[Dataset excerpts]
%%

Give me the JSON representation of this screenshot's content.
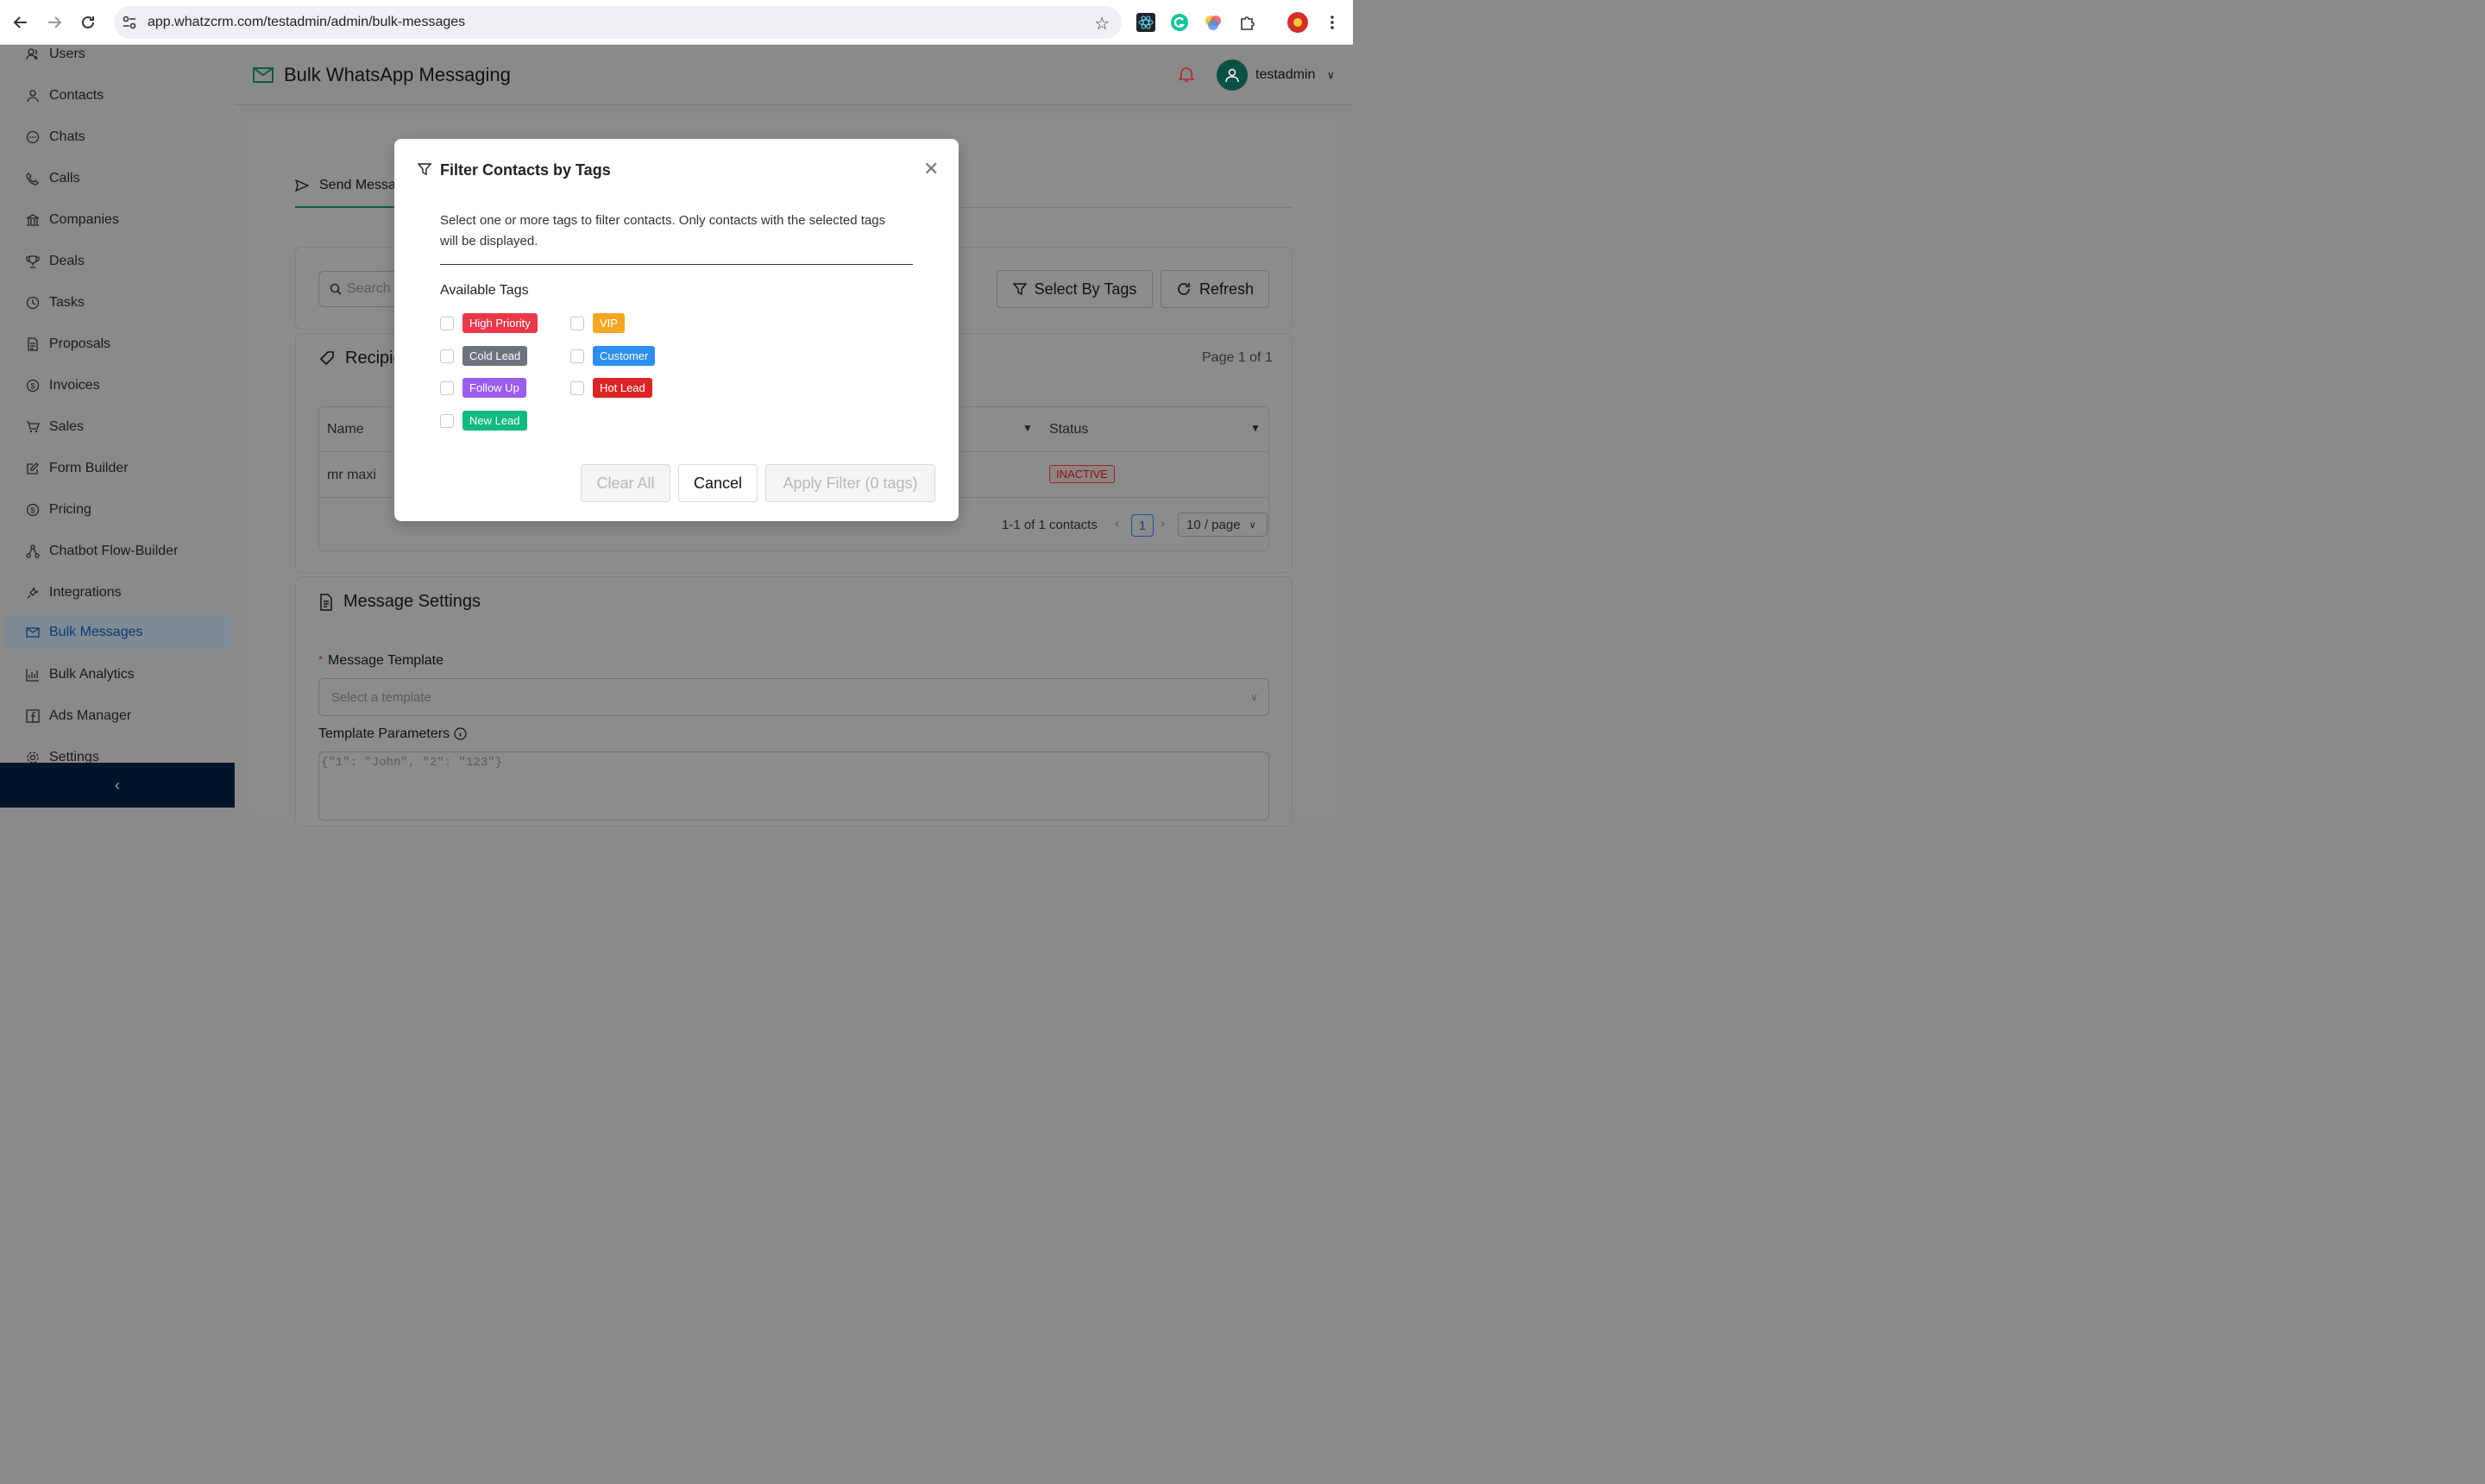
{
  "browser": {
    "url": "app.whatzcrm.com/testadmin/admin/bulk-messages"
  },
  "sidebar": {
    "items": [
      {
        "label": "Users",
        "icon": "users-icon"
      },
      {
        "label": "Contacts",
        "icon": "user-icon"
      },
      {
        "label": "Chats",
        "icon": "chat-icon"
      },
      {
        "label": "Calls",
        "icon": "phone-icon"
      },
      {
        "label": "Companies",
        "icon": "bank-icon"
      },
      {
        "label": "Deals",
        "icon": "trophy-icon"
      },
      {
        "label": "Tasks",
        "icon": "clock-icon"
      },
      {
        "label": "Proposals",
        "icon": "document-icon"
      },
      {
        "label": "Invoices",
        "icon": "dollar-icon"
      },
      {
        "label": "Sales",
        "icon": "cart-icon"
      },
      {
        "label": "Form Builder",
        "icon": "form-icon"
      },
      {
        "label": "Pricing",
        "icon": "dollar-icon"
      },
      {
        "label": "Chatbot Flow-Builder",
        "icon": "flow-icon"
      },
      {
        "label": "Integrations",
        "icon": "plug-icon"
      },
      {
        "label": "Bulk Messages",
        "icon": "mail-icon",
        "active": true
      },
      {
        "label": "Bulk Analytics",
        "icon": "bar-chart-icon"
      },
      {
        "label": "Ads Manager",
        "icon": "facebook-icon"
      },
      {
        "label": "Settings",
        "icon": "gear-icon"
      }
    ]
  },
  "header": {
    "title": "Bulk WhatsApp Messaging",
    "username": "testadmin"
  },
  "main": {
    "tab_send": "Send Messa",
    "search_placeholder": "Search",
    "select_by_tags": "Select By Tags",
    "refresh": "Refresh",
    "recipients_title": "Recipie",
    "page_info": "Page 1 of 1",
    "table": {
      "col_name": "Name",
      "col_status": "Status",
      "rows": [
        {
          "name": "mr maxi",
          "status": "INACTIVE"
        }
      ]
    },
    "pager": {
      "summary": "1-1 of 1 contacts",
      "current": "1",
      "per_page": "10 / page"
    },
    "message_settings": {
      "title": "Message Settings",
      "required_mark": "*",
      "template_label": "Message Template",
      "template_placeholder": "Select a template",
      "params_label": "Template Parameters",
      "params_placeholder": "{\"1\": \"John\", \"2\": \"123\"}"
    }
  },
  "modal": {
    "title": "Filter Contacts by Tags",
    "description": "Select one or more tags to filter contacts. Only contacts with the selected tags will be displayed.",
    "available_label": "Available Tags",
    "tags": [
      {
        "label": "High Priority",
        "color": "#e8394a"
      },
      {
        "label": "VIP",
        "color": "#f5a623"
      },
      {
        "label": "Cold Lead",
        "color": "#6b7280"
      },
      {
        "label": "Customer",
        "color": "#2d8ef0"
      },
      {
        "label": "Follow Up",
        "color": "#9b5cf0"
      },
      {
        "label": "Hot Lead",
        "color": "#dc2626"
      },
      {
        "label": "New Lead",
        "color": "#10b981"
      }
    ],
    "buttons": {
      "clear": "Clear All",
      "cancel": "Cancel",
      "apply": "Apply Filter (0 tags)"
    }
  }
}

%%

## Given exercise
Using the listing, copy every line where the word "Lead" shows up.

## Answer to the problem
        "label": "Cold Lead",
        "label": "Hot Lead",
        "label": "New Lead",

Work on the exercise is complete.